**To be done**
Below is a block of records; return all of them exactly, but without the images.

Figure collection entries
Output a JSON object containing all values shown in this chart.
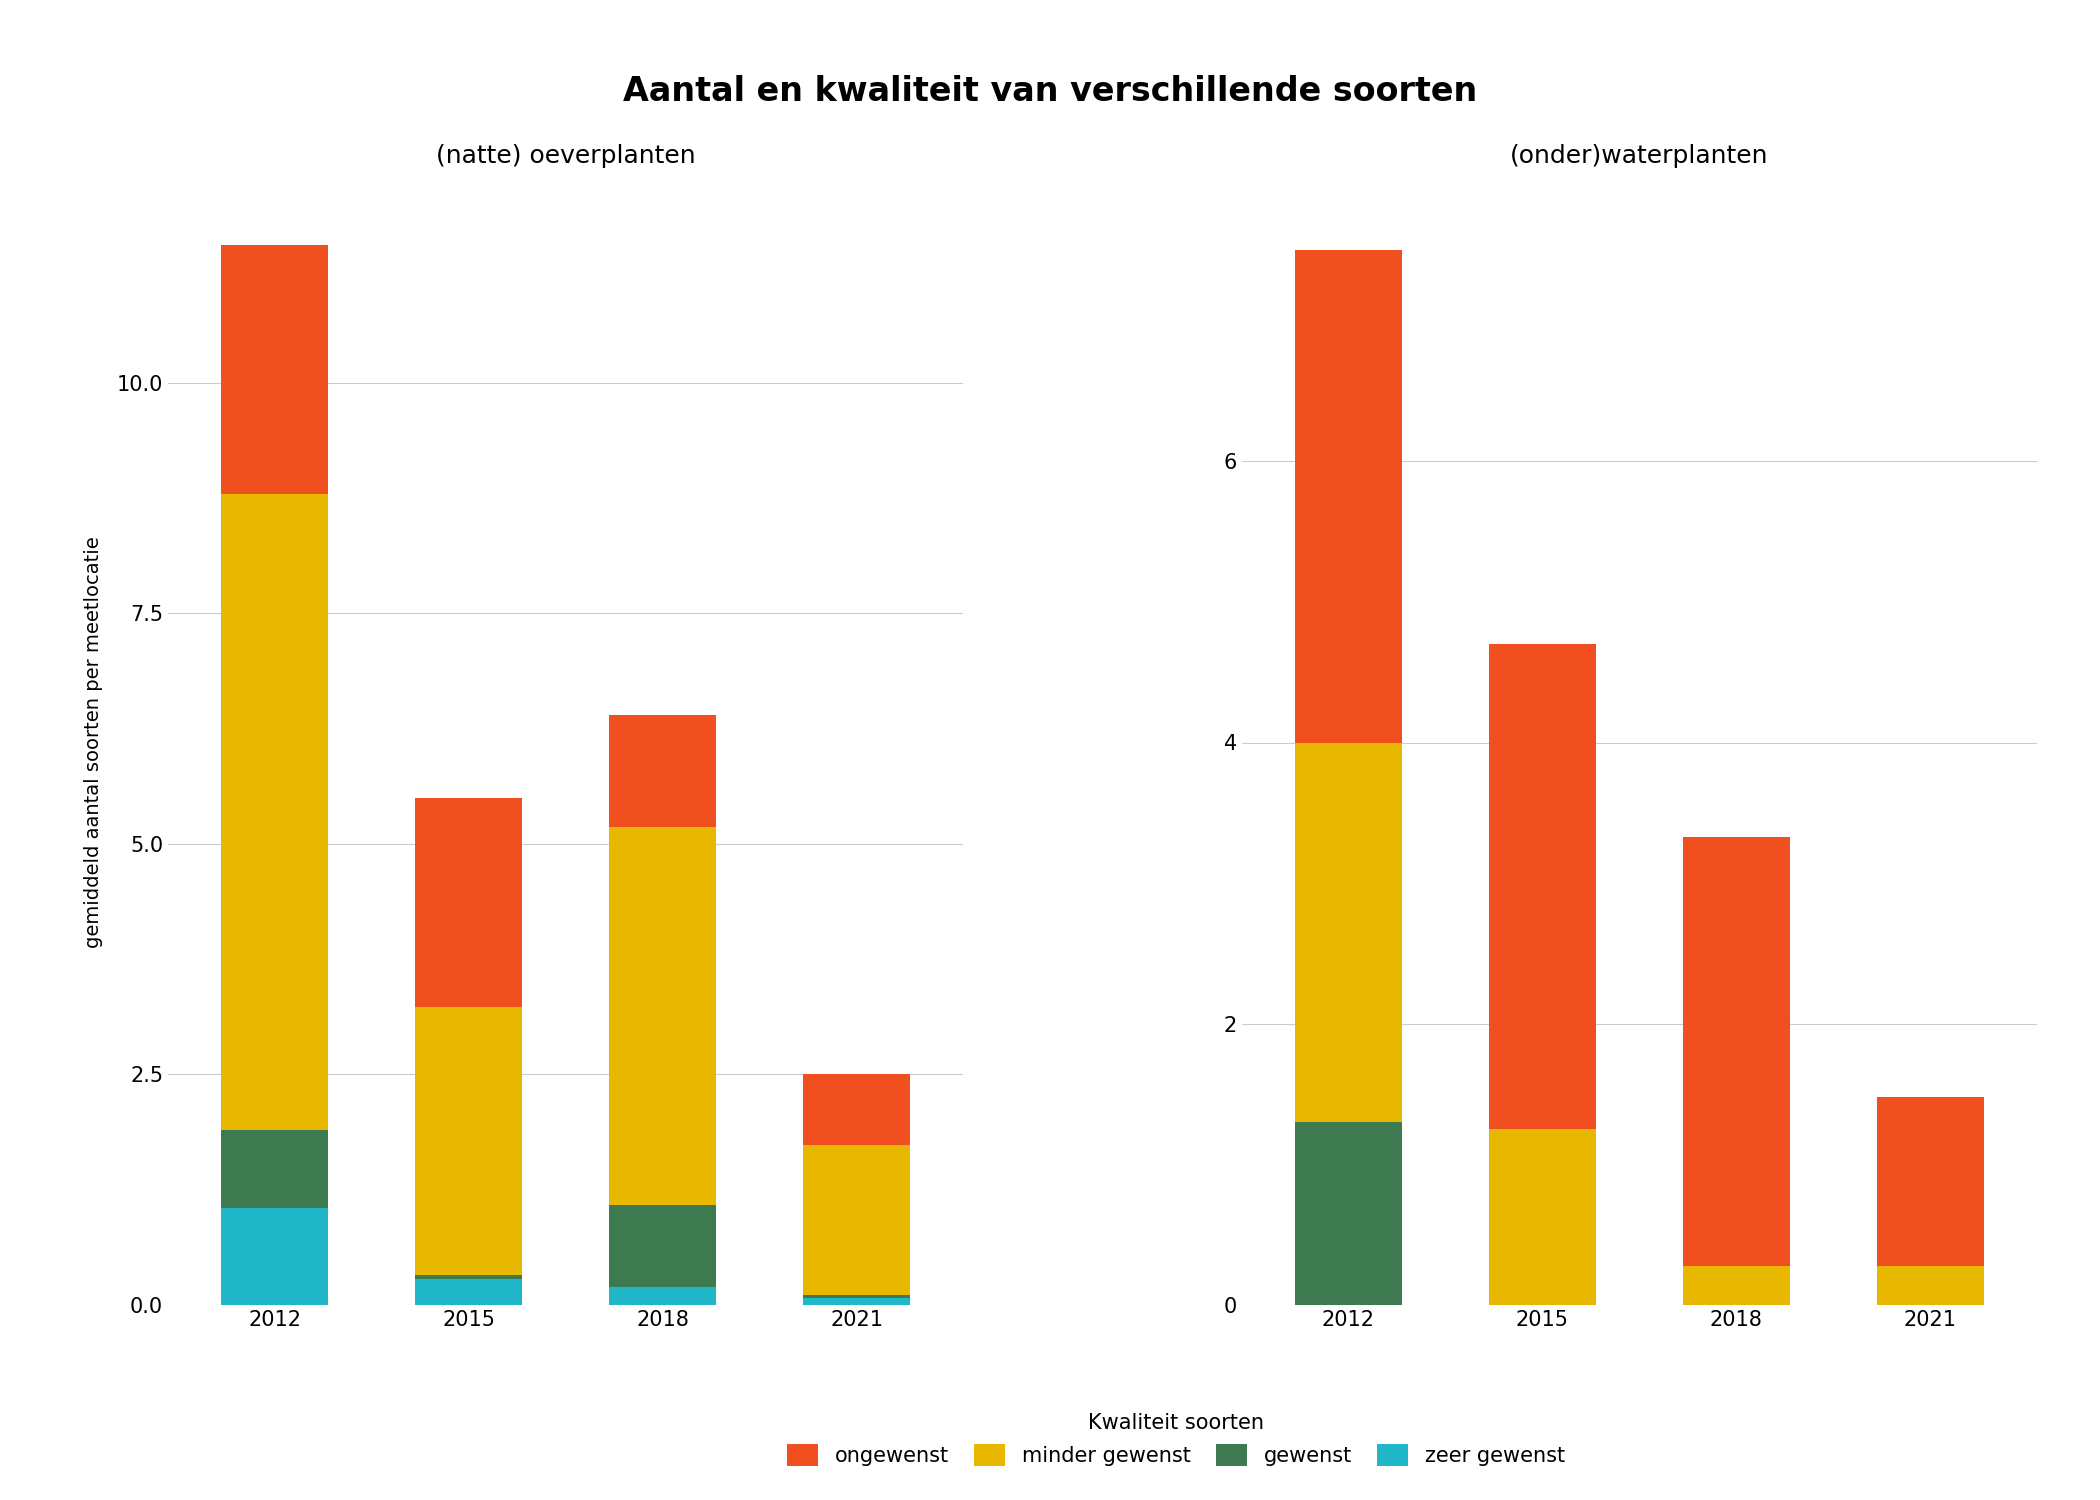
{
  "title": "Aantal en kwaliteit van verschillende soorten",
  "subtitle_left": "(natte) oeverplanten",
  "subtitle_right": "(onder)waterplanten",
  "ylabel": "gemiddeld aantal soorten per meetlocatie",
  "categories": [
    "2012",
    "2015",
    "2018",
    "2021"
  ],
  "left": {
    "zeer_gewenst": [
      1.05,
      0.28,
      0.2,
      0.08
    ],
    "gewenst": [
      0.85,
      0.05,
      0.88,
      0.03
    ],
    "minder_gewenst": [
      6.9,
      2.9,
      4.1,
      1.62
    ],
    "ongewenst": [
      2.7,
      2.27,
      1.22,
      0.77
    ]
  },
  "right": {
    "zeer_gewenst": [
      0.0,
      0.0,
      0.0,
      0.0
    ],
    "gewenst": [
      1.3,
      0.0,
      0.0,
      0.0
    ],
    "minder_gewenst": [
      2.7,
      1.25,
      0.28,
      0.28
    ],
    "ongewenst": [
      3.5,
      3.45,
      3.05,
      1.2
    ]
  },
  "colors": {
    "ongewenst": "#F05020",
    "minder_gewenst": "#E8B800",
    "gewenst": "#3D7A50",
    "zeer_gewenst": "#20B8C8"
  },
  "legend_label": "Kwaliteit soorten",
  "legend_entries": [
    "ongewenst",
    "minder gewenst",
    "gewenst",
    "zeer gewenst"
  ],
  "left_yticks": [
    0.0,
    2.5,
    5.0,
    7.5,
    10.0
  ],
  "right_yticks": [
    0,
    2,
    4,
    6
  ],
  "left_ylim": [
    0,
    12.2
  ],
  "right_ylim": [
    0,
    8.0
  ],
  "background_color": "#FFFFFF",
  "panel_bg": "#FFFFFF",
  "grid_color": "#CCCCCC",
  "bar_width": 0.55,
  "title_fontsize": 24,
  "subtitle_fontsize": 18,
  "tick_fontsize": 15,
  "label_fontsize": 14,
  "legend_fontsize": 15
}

**The output**
Output a JSON object containing all values shown in this chart.
{
  "title": "Aantal en kwaliteit van verschillende soorten",
  "subtitle_left": "(natte) oeverplanten",
  "subtitle_right": "(onder)waterplanten",
  "ylabel": "gemiddeld aantal soorten per meetlocatie",
  "categories": [
    "2012",
    "2015",
    "2018",
    "2021"
  ],
  "left": {
    "zeer_gewenst": [
      1.05,
      0.28,
      0.2,
      0.08
    ],
    "gewenst": [
      0.85,
      0.05,
      0.88,
      0.03
    ],
    "minder_gewenst": [
      6.9,
      2.9,
      4.1,
      1.62
    ],
    "ongewenst": [
      2.7,
      2.27,
      1.22,
      0.77
    ]
  },
  "right": {
    "zeer_gewenst": [
      0.0,
      0.0,
      0.0,
      0.0
    ],
    "gewenst": [
      1.3,
      0.0,
      0.0,
      0.0
    ],
    "minder_gewenst": [
      2.7,
      1.25,
      0.28,
      0.28
    ],
    "ongewenst": [
      3.5,
      3.45,
      3.05,
      1.2
    ]
  },
  "colors": {
    "ongewenst": "#F05020",
    "minder_gewenst": "#E8B800",
    "gewenst": "#3D7A50",
    "zeer_gewenst": "#20B8C8"
  },
  "legend_label": "Kwaliteit soorten",
  "legend_entries": [
    "ongewenst",
    "minder gewenst",
    "gewenst",
    "zeer gewenst"
  ],
  "left_yticks": [
    0.0,
    2.5,
    5.0,
    7.5,
    10.0
  ],
  "right_yticks": [
    0,
    2,
    4,
    6
  ],
  "left_ylim": [
    0,
    12.2
  ],
  "right_ylim": [
    0,
    8.0
  ],
  "background_color": "#FFFFFF",
  "panel_bg": "#FFFFFF",
  "grid_color": "#CCCCCC",
  "bar_width": 0.55,
  "title_fontsize": 24,
  "subtitle_fontsize": 18,
  "tick_fontsize": 15,
  "label_fontsize": 14,
  "legend_fontsize": 15
}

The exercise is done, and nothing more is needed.